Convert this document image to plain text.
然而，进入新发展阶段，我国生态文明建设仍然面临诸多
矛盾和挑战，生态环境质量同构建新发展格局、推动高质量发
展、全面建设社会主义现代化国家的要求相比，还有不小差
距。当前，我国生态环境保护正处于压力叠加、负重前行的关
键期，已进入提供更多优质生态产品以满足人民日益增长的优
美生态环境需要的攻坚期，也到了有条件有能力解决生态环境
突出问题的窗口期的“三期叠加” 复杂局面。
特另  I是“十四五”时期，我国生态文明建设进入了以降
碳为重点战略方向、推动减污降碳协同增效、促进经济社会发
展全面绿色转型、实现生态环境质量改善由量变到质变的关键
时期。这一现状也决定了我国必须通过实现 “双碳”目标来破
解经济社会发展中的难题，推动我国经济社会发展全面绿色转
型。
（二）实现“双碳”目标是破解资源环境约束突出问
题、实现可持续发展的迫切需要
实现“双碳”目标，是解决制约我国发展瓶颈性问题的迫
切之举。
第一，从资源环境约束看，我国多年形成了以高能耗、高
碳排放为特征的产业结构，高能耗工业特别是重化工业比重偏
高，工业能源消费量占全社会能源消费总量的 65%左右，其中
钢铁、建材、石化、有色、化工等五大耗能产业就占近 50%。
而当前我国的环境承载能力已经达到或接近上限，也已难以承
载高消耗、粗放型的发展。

* * *

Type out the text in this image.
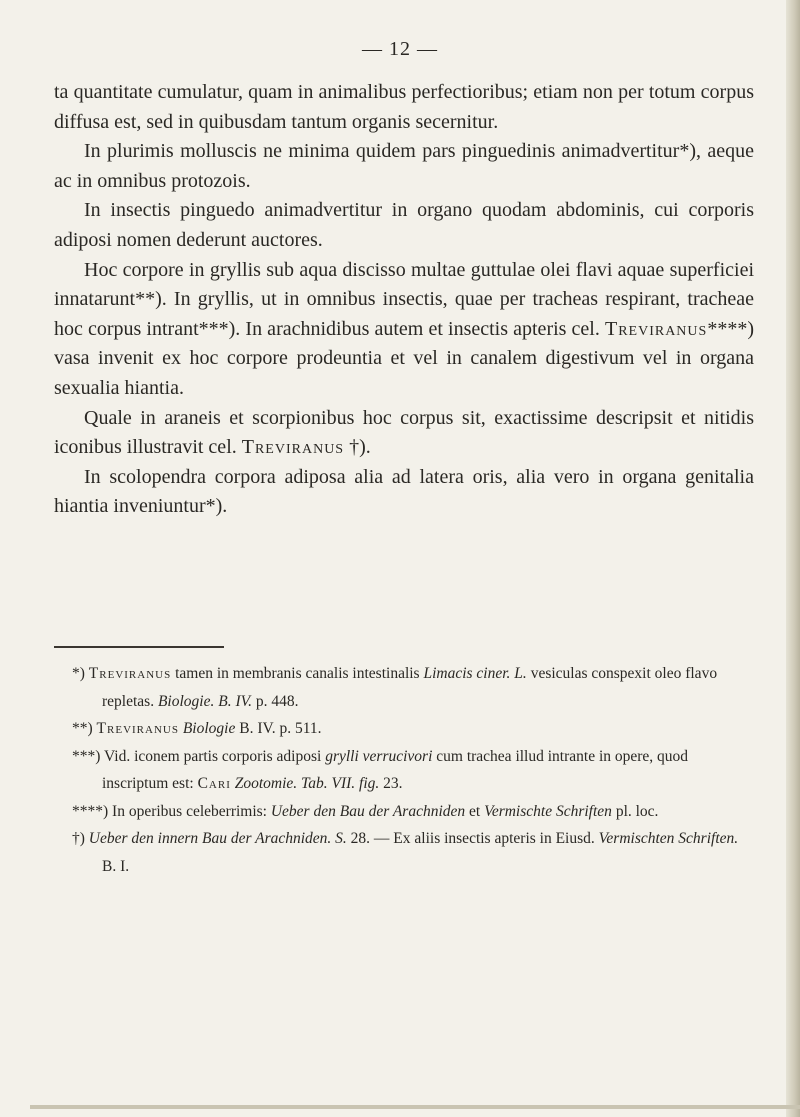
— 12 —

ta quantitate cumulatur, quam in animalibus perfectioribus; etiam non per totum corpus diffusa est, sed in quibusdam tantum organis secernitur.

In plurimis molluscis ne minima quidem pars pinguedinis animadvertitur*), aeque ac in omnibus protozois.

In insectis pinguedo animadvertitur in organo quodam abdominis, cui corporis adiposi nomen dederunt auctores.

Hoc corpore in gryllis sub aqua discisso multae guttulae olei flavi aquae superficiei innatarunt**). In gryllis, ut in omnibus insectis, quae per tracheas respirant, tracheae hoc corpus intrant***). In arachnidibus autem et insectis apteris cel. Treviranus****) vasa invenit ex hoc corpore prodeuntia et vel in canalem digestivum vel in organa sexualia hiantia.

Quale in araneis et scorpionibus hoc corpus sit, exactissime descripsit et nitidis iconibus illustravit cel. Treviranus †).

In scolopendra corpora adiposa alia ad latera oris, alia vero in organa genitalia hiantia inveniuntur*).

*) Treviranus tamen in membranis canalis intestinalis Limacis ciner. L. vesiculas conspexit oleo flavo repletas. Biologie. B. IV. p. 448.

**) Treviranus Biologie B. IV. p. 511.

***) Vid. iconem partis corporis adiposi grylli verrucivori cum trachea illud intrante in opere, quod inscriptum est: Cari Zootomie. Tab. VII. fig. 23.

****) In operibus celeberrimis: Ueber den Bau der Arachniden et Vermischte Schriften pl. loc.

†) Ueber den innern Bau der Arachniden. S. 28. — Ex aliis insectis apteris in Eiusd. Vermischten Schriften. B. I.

...

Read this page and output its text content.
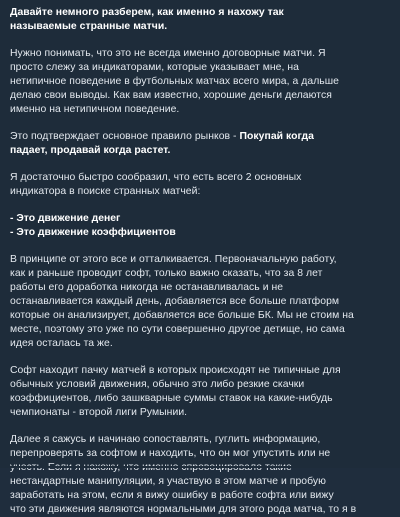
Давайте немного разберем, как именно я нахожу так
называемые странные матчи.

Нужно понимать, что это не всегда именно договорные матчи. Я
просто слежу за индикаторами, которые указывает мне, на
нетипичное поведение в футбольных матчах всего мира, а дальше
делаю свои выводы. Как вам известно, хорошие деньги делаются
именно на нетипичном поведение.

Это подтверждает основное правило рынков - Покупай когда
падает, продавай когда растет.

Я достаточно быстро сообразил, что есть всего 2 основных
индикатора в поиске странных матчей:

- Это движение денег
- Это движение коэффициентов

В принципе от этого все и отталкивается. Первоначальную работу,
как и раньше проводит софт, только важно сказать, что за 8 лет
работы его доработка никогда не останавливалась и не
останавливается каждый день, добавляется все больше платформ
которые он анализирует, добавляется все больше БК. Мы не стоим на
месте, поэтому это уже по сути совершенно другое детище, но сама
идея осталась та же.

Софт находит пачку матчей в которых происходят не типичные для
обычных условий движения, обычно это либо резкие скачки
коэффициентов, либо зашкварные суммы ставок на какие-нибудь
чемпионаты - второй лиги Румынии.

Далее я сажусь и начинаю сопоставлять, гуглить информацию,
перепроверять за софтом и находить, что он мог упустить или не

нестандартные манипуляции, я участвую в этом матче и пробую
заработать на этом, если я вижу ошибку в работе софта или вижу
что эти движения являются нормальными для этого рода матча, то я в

- [Direction]:
Work through the records above line by line and count those that hold the string "матчей". Give only the result.

- [Output below]:
2